* start DOCUMENT EXCERPT *

Single by Skrillex

from the EP More Monsters and Sprites
- Released: June 27, 2011
- Recorded: 2011
- Genre: Dubstep
- Length: 3:46
- Label: Big Beat
- Songwriter: Skrillex

Skrillex singles chronology
| "First of the Year (Equinox)" (2011) | "Ruffneck (Full Flex)" (2011) | "Narcissistic Cannibal" (2011) |

Music video
- "Ruffneck (Full Flex)" on YouTube

= Ruffneck (Full Flex) =

2011 single by Skrillex

"Ruffneck (Full Flex)" was released as the second single from Skrillex's third EP, More Monsters and Sprites. It was an unofficial song of the London 2012 Summer Olympics. It is featured in the corresponding video game.

==Music video==
Directed by Tony T. Datis, a music video made its premiere on Skrillex's YouTube channel on December 23, 2011. In the video, a department store Santa Claus who is addicted to drugs has a panic attack while talking to children. The security then chases Santa to a higher floor of the building where they begin to beat him up. After several seconds of being beaten by the security, Santa appears to gain strength and begins to defend himself. He eventually defeats the gang and runs to an outside balcony, where he kneels down and enjoys the falling snow. At the end of the video his nose begins to bleed.

* end DOCUMENT EXCERPT *

TO-DO LIST
**1)** Reproduce the part of the text on the Skrillex single "Ruffneck (Full Flex)", starting with "2011 single by" and going on through "corresponding video game.".
**2)** Resume the text on the Skrillex single "Ruffneck (Full Flex)" from the point where it stops.
The data that comes next is separate material, unrelated to the Skrillex single text.

* start INFORMATION SHOWN *

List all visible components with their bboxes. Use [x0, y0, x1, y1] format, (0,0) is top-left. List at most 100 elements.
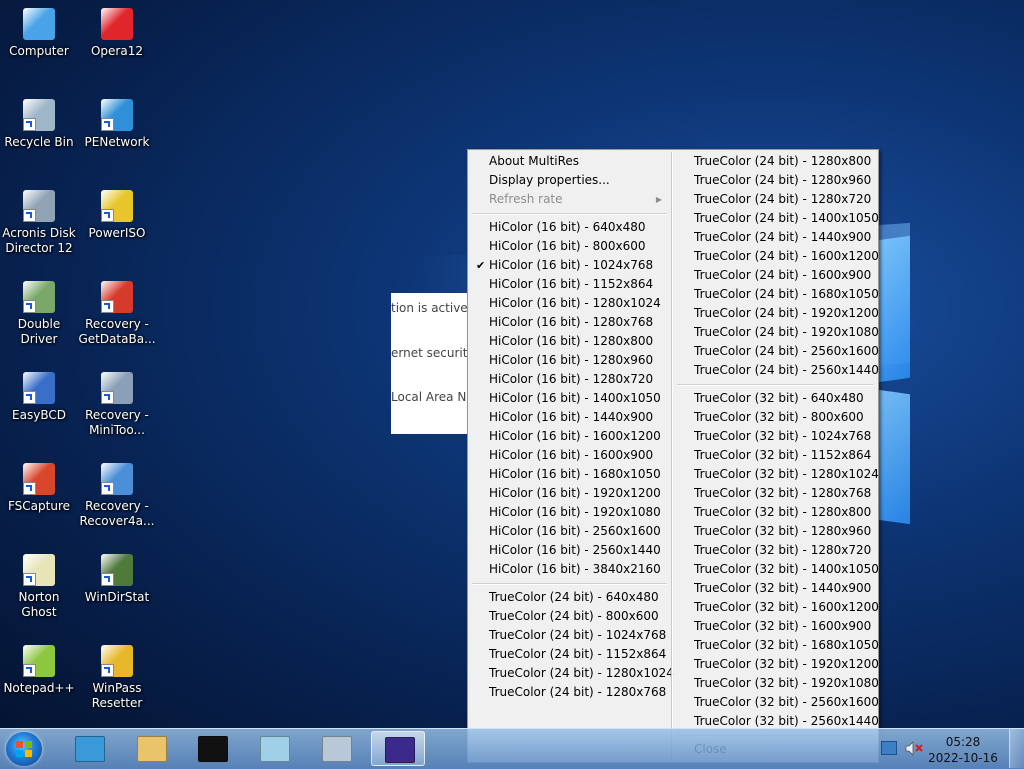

* end INFORMATION SHOWN *

WRITTEN ANSWERS
**1)**
2011 single by Skrillex

"Ruffneck (Full Flex)" was released as the second single from Skrillex's third EP, More Monsters and Sprites. It was an unofficial song of the London 2012 Summer Olympics. It is featured in the corresponding video game.

**2)**
==Critical reception==
Data Transmission commented on the track by saying "'Ruffneck (Full Flex)' is a constant barrage of bass sounds, glitchy effects and hard synths. With numerous edits, richly characterful bass and the usual catchiness of [Skrillex's] other tracks, Full Flex sees the controversial producer in more familiar territory, packing enormous amounts of detail into every bar."

==Charts==

Chart performance for "Ruffneck (Full Flex)"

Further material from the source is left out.